§ **Excerpted data**

□ □ □ □

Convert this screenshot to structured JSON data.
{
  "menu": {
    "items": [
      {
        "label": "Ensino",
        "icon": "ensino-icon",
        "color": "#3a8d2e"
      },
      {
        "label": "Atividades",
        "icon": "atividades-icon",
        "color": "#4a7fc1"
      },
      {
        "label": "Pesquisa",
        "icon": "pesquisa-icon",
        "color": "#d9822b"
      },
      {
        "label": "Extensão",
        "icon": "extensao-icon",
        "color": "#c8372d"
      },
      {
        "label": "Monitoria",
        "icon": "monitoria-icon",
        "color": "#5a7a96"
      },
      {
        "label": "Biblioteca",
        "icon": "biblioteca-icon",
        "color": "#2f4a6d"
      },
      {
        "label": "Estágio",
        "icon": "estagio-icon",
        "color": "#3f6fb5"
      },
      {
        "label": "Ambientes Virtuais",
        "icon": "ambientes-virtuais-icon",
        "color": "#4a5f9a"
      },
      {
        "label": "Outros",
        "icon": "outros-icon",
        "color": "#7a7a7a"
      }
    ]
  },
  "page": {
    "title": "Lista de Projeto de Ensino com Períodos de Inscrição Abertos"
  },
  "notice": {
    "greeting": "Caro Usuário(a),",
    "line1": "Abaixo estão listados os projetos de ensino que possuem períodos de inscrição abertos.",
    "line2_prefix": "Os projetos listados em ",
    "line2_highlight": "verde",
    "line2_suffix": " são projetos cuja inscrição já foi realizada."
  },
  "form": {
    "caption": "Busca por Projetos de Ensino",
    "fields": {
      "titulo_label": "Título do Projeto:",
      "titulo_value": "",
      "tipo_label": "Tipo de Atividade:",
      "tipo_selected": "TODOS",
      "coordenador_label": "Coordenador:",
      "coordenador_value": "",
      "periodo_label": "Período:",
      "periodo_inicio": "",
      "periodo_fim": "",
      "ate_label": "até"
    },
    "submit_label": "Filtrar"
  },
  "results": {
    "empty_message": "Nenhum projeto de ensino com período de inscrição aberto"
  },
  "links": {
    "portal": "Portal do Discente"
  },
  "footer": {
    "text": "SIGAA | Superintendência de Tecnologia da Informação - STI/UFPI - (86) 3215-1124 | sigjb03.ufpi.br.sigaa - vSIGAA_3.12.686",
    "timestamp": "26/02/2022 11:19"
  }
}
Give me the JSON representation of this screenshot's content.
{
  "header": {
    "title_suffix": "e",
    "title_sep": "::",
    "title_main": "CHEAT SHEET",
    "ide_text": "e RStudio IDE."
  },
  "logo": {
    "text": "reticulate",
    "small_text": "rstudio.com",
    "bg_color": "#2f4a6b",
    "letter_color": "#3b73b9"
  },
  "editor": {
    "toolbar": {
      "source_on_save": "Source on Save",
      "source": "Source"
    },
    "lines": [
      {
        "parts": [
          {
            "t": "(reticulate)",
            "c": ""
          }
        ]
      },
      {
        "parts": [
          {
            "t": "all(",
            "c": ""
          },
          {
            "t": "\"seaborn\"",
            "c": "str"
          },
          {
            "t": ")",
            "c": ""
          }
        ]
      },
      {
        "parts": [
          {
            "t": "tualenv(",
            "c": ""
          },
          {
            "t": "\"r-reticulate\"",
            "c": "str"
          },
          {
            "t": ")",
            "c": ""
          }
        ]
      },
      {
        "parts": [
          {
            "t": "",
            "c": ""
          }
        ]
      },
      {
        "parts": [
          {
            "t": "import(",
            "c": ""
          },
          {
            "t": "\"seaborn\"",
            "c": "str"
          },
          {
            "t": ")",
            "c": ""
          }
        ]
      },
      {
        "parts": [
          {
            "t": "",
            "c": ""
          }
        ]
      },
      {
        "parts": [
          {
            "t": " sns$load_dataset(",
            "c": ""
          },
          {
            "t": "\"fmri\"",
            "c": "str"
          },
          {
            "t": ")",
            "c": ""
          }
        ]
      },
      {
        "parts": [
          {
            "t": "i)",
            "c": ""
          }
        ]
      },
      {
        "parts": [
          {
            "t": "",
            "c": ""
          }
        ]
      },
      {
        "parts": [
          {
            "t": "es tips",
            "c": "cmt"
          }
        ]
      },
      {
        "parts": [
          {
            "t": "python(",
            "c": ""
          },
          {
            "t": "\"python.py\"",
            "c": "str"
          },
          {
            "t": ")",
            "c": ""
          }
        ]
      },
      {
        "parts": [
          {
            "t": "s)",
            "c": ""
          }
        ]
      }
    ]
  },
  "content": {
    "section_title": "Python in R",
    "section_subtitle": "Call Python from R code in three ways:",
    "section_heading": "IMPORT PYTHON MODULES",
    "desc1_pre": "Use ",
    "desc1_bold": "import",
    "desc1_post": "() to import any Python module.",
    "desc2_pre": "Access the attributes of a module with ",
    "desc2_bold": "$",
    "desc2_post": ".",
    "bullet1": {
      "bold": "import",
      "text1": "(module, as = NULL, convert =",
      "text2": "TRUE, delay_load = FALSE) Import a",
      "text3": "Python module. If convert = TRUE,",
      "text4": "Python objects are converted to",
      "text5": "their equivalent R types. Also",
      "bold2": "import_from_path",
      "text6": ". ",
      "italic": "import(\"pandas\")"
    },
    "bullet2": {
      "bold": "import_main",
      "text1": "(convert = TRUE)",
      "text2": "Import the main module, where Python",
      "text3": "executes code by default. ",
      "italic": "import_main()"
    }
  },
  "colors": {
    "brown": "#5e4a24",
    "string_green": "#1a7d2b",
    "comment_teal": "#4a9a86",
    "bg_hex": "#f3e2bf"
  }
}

□ □ □ □

§ **Problem details**
Copy the records above exactly.

§ **Task solution**
Convert this screenshot to structured JSON data.
{
  "menu": {
    "items": [
      {
        "label": "Ensino",
        "icon": "ensino-icon",
        "color": "#3a8d2e"
      },
      {
        "label": "Atividades",
        "icon": "atividades-icon",
        "color": "#4a7fc1"
      },
      {
        "label": "Pesquisa",
        "icon": "pesquisa-icon",
        "color": "#d9822b"
      },
      {
        "label": "Extensão",
        "icon": "extensao-icon",
        "color": "#c8372d"
      },
      {
        "label": "Monitoria",
        "icon": "monitoria-icon",
        "color": "#5a7a96"
      },
      {
        "label": "Biblioteca",
        "icon": "biblioteca-icon",
        "color": "#2f4a6d"
      },
      {
        "label": "Estágio",
        "icon": "estagio-icon",
        "color": "#3f6fb5"
      },
      {
        "label": "Ambientes Virtuais",
        "icon": "ambientes-virtuais-icon",
        "color": "#4a5f9a"
      },
      {
        "label": "Outros",
        "icon": "outros-icon",
        "color": "#7a7a7a"
      }
    ]
  },
  "page": {
    "title": "Lista de Projeto de Ensino com Períodos de Inscrição Abertos"
  },
  "notice": {
    "greeting": "Caro Usuário(a),",
    "line1": "Abaixo estão listados os projetos de ensino que possuem períodos de inscrição abertos.",
    "line2_prefix": "Os projetos listados em ",
    "line2_highlight": "verde",
    "line2_suffix": " são projetos cuja inscrição já foi realizada."
  },
  "form": {
    "caption": "Busca por Projetos de Ensino",
    "fields": {
      "titulo_label": "Título do Projeto:",
      "titulo_value": "",
      "tipo_label": "Tipo de Atividade:",
      "tipo_selected": "TODOS",
      "coordenador_label": "Coordenador:",
      "coordenador_value": "",
      "periodo_label": "Período:",
      "periodo_inicio": "",
      "periodo_fim": "",
      "ate_label": "até"
    },
    "submit_label": "Filtrar"
  },
  "results": {
    "empty_message": "Nenhum projeto de ensino com período de inscrição aberto"
  },
  "links": {
    "portal": "Portal do Discente"
  },
  "footer": {
    "text": "SIGAA | Superintendência de Tecnologia da Informação - STI/UFPI - (86) 3215-1124 | sigjb03.ufpi.br.sigaa - vSIGAA_3.12.686",
    "timestamp": "26/02/2022 11:19"
  }
}
Give me the JSON representation of this screenshot's content.
{
  "header": {
    "title_suffix": "e",
    "title_sep": "::",
    "title_main": "CHEAT SHEET",
    "ide_text": "e RStudio IDE."
  },
  "logo": {
    "text": "reticulate",
    "small_text": "rstudio.com",
    "bg_color": "#2f4a6b",
    "letter_color": "#3b73b9"
  },
  "editor": {
    "toolbar": {
      "source_on_save": "Source on Save",
      "source": "Source"
    },
    "lines": [
      {
        "parts": [
          {
            "t": "(reticulate)",
            "c": ""
          }
        ]
      },
      {
        "parts": [
          {
            "t": "all(",
            "c": ""
          },
          {
            "t": "\"seaborn\"",
            "c": "str"
          },
          {
            "t": ")",
            "c": ""
          }
        ]
      },
      {
        "parts": [
          {
            "t": "tualenv(",
            "c": ""
          },
          {
            "t": "\"r-reticulate\"",
            "c": "str"
          },
          {
            "t": ")",
            "c": ""
          }
        ]
      },
      {
        "parts": [
          {
            "t": "",
            "c": ""
          }
        ]
      },
      {
        "parts": [
          {
            "t": "import(",
            "c": ""
          },
          {
            "t": "\"seaborn\"",
            "c": "str"
          },
          {
            "t": ")",
            "c": ""
          }
        ]
      },
      {
        "parts": [
          {
            "t": "",
            "c": ""
          }
        ]
      },
      {
        "parts": [
          {
            "t": " sns$load_dataset(",
            "c": ""
          },
          {
            "t": "\"fmri\"",
            "c": "str"
          },
          {
            "t": ")",
            "c": ""
          }
        ]
      },
      {
        "parts": [
          {
            "t": "i)",
            "c": ""
          }
        ]
      },
      {
        "parts": [
          {
            "t": "",
            "c": ""
          }
        ]
      },
      {
        "parts": [
          {
            "t": "es tips",
            "c": "cmt"
          }
        ]
      },
      {
        "parts": [
          {
            "t": "python(",
            "c": ""
          },
          {
            "t": "\"python.py\"",
            "c": "str"
          },
          {
            "t": ")",
            "c": ""
          }
        ]
      },
      {
        "parts": [
          {
            "t": "s)",
            "c": ""
          }
        ]
      }
    ]
  },
  "content": {
    "section_title": "Python in R",
    "section_subtitle": "Call Python from R code in three ways:",
    "section_heading": "IMPORT PYTHON MODULES",
    "desc1_pre": "Use ",
    "desc1_bold": "import",
    "desc1_post": "() to import any Python module.",
    "desc2_pre": "Access the attributes of a module with ",
    "desc2_bold": "$",
    "desc2_post": ".",
    "bullet1": {
      "bold": "import",
      "text1": "(module, as = NULL, convert =",
      "text2": "TRUE, delay_load = FALSE) Import a",
      "text3": "Python module. If convert = TRUE,",
      "text4": "Python objects are converted to",
      "text5": "their equivalent R types. Also",
      "bold2": "import_from_path",
      "text6": ". ",
      "italic": "import(\"pandas\")"
    },
    "bullet2": {
      "bold": "import_main",
      "text1": "(convert = TRUE)",
      "text2": "Import the main module, where Python",
      "text3": "executes code by default. ",
      "italic": "import_main()"
    }
  },
  "colors": {
    "brown": "#5e4a24",
    "string_green": "#1a7d2b",
    "comment_teal": "#4a9a86",
    "bg_hex": "#f3e2bf"
  }
}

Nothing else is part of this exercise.